SET TASK — Filter the data for lines with the word "hide", then copy every line so identified.

Dataset rows:
* Start *

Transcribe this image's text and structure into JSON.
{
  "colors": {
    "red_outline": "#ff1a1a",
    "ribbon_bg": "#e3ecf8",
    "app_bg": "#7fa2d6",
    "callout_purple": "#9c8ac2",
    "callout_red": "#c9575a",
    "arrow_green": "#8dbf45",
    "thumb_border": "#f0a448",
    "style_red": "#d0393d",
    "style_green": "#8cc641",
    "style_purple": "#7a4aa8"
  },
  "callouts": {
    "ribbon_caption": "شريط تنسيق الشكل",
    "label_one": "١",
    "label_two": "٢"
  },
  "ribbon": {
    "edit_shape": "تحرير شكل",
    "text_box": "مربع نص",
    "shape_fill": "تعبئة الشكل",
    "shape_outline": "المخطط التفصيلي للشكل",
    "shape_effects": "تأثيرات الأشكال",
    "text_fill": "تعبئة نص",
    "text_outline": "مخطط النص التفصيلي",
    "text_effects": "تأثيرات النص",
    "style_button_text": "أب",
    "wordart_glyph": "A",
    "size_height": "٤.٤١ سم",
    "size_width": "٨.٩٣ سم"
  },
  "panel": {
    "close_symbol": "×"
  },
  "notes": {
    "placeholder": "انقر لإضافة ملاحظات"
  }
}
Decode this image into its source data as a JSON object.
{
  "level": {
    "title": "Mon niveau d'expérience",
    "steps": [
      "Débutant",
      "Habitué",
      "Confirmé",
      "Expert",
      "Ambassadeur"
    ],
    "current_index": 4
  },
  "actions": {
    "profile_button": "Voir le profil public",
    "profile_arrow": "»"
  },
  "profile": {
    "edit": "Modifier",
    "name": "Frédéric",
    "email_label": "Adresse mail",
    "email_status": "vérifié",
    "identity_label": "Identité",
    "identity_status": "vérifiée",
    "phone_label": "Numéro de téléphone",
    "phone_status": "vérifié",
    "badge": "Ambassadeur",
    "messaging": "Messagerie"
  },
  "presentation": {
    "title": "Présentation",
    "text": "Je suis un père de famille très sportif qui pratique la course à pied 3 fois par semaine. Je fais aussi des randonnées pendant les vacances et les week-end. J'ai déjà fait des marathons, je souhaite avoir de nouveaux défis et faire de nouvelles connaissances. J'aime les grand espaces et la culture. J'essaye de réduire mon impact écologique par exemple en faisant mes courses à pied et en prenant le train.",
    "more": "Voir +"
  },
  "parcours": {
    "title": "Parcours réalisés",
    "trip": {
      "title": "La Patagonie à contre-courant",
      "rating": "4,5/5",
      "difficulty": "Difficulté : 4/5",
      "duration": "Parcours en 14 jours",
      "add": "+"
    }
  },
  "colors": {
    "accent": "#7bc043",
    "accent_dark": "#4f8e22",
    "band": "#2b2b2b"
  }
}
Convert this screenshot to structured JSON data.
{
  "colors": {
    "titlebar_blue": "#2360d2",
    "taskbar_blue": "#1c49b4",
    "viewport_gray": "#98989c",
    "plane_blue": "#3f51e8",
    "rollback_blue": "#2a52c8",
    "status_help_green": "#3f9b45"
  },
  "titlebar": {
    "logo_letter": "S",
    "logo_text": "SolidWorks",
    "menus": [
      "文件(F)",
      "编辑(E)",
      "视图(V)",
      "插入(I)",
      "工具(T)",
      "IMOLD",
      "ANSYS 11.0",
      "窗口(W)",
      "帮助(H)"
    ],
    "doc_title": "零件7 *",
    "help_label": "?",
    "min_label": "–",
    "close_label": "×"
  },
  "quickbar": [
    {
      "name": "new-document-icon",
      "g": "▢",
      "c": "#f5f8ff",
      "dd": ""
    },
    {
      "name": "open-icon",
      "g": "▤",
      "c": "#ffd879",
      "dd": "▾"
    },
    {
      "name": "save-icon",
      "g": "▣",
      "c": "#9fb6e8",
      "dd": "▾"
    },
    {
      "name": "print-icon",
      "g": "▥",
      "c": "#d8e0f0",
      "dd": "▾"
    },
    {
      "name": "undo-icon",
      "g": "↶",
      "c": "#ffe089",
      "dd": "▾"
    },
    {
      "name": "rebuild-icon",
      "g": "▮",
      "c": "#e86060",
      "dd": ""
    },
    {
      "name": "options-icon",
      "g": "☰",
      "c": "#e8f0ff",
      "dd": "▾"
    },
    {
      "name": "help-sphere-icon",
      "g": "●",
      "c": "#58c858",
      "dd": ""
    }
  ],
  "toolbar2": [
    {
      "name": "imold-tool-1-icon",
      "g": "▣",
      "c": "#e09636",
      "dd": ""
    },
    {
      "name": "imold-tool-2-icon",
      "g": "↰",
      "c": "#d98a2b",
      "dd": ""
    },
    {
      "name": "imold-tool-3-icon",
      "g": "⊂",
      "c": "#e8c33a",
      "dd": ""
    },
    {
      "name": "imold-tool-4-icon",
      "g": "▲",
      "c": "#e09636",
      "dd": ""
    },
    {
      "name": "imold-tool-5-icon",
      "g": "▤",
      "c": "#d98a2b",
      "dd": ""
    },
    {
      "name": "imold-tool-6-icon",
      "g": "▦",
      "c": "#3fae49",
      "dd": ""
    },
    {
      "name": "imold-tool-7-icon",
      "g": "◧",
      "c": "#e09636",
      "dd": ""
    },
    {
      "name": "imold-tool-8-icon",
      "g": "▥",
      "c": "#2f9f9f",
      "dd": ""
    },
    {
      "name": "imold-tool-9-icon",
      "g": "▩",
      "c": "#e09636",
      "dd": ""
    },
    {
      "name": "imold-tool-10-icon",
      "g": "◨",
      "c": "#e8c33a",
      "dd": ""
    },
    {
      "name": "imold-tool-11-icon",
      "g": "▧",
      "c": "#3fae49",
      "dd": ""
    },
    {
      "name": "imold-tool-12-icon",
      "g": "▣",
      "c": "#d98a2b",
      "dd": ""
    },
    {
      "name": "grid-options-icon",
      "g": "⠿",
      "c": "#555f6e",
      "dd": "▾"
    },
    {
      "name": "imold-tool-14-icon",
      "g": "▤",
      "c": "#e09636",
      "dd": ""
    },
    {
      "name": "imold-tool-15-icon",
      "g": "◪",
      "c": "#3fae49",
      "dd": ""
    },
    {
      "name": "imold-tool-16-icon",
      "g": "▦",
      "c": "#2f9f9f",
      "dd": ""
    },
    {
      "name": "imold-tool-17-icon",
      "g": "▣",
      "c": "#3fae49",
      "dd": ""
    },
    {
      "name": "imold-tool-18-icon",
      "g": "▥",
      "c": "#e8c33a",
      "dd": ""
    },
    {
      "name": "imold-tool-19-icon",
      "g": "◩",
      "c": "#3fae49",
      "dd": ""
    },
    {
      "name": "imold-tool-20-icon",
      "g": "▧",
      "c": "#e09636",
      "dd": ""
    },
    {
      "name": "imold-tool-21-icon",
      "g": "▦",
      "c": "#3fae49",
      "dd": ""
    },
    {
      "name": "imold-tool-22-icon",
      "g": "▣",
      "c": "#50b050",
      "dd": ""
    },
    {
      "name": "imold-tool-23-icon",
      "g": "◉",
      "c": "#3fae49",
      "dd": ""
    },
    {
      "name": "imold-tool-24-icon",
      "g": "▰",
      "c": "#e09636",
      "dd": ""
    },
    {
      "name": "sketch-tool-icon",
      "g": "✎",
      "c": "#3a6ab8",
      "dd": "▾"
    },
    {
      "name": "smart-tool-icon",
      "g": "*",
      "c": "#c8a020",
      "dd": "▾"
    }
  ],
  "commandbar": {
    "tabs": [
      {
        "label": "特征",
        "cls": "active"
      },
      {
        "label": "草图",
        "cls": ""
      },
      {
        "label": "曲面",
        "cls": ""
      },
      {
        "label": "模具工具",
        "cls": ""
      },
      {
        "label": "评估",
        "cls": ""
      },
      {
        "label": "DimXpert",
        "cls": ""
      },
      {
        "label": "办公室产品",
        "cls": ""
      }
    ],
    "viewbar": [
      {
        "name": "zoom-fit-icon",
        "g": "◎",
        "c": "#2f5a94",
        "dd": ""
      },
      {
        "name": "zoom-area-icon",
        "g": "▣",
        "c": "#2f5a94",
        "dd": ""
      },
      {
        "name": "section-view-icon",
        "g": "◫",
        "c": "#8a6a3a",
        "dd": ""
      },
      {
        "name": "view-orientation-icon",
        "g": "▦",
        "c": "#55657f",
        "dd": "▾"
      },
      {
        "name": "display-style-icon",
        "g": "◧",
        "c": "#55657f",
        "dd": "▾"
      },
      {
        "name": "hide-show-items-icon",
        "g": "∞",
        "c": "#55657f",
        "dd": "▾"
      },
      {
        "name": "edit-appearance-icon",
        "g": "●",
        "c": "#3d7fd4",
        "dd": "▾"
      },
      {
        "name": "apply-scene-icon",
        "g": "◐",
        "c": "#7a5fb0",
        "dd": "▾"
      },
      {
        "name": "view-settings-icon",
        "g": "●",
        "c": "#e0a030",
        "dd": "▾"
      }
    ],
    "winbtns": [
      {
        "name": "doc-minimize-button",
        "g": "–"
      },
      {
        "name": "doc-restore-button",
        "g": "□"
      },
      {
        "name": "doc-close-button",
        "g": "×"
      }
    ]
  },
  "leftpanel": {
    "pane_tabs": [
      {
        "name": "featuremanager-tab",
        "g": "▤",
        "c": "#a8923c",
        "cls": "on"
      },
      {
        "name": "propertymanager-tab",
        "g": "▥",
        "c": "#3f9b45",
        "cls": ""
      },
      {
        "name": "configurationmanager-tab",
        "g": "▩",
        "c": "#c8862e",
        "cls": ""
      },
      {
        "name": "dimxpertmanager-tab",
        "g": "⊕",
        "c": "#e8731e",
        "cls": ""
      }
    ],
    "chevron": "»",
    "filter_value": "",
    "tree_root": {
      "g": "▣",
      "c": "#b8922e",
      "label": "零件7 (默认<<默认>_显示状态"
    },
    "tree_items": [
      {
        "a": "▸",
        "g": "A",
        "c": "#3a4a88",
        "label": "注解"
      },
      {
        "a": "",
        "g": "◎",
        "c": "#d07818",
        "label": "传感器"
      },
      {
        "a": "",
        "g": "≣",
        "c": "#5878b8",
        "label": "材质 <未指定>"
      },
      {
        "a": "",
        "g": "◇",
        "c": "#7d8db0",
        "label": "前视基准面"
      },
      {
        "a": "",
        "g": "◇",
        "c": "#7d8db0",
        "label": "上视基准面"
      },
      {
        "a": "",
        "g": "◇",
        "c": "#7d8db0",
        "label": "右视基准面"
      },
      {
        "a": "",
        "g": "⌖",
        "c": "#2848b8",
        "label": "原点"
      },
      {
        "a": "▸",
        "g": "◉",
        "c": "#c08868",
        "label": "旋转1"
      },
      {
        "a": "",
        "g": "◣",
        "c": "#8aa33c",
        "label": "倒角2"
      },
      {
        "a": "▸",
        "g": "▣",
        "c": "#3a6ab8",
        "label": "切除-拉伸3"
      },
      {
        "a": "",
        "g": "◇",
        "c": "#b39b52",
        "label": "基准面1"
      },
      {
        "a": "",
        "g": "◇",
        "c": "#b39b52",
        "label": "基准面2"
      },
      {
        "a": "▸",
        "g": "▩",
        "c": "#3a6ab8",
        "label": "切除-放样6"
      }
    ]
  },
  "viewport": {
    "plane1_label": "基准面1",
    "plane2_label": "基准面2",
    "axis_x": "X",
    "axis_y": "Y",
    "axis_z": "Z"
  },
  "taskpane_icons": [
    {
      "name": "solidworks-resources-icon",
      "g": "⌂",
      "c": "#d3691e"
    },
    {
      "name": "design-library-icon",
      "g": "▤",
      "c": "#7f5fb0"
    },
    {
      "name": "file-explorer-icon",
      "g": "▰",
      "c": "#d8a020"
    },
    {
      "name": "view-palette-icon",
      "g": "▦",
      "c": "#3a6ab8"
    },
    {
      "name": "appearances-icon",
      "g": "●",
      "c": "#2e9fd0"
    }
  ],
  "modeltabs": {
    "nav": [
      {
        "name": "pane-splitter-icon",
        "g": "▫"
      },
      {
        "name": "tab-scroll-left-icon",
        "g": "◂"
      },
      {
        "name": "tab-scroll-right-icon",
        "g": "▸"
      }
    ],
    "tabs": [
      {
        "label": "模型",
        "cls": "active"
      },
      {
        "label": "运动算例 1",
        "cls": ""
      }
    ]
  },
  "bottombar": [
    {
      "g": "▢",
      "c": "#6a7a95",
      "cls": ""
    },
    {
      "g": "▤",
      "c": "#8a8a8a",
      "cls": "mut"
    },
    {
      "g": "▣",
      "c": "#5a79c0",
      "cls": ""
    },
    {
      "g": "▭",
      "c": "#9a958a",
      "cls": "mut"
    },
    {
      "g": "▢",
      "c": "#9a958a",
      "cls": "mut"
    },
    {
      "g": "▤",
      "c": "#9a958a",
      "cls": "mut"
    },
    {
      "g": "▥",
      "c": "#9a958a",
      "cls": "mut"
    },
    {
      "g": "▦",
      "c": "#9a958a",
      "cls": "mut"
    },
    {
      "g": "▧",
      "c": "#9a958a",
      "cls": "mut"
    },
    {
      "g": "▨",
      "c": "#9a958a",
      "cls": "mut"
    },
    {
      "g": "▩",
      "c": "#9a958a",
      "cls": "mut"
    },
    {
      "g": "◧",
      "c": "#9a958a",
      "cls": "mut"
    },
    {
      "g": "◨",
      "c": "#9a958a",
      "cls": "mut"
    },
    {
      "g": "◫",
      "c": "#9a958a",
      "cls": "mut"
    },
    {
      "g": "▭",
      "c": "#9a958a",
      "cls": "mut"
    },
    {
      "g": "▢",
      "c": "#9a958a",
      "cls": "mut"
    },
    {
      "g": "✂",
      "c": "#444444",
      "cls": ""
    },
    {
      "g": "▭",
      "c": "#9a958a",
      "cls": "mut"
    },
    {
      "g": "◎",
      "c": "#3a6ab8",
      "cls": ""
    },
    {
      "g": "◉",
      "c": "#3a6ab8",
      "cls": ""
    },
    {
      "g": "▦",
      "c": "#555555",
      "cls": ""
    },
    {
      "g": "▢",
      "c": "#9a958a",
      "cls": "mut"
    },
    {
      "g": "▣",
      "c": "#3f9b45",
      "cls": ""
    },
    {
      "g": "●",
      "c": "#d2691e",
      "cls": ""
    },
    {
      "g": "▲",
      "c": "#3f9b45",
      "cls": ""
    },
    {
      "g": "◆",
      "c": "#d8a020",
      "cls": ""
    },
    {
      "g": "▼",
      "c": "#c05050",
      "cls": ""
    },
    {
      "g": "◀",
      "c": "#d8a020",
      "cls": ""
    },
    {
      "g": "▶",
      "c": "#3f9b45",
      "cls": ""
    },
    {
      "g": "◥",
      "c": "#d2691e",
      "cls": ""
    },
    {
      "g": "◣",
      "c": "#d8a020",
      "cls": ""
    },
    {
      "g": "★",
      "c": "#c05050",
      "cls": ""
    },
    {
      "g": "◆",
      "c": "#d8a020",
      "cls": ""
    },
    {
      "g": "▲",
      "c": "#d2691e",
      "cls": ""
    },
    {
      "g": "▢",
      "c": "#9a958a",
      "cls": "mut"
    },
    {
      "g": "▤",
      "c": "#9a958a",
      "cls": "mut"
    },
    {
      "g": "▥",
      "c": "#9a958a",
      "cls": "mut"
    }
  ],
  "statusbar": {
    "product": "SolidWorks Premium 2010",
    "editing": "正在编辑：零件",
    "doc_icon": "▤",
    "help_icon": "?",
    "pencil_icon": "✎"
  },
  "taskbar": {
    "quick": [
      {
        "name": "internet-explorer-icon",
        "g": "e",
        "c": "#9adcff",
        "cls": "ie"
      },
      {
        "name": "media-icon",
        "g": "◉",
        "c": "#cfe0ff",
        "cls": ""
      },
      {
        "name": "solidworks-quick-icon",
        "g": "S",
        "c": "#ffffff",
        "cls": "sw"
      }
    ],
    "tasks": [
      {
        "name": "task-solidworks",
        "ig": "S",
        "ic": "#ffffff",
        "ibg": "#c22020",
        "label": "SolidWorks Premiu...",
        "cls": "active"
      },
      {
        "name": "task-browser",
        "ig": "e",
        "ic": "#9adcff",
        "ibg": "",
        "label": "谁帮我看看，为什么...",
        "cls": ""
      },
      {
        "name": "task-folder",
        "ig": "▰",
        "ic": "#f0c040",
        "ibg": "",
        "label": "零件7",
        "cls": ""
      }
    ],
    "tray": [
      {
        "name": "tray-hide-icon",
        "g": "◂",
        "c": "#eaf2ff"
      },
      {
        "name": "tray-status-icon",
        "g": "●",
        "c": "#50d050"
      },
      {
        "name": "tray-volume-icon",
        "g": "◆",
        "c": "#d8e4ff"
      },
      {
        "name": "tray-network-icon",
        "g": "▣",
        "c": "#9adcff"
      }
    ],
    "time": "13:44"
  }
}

* End *

IN RESPONSE —
        "name": "hide-show-items-icon",
        "name": "tray-hide-icon",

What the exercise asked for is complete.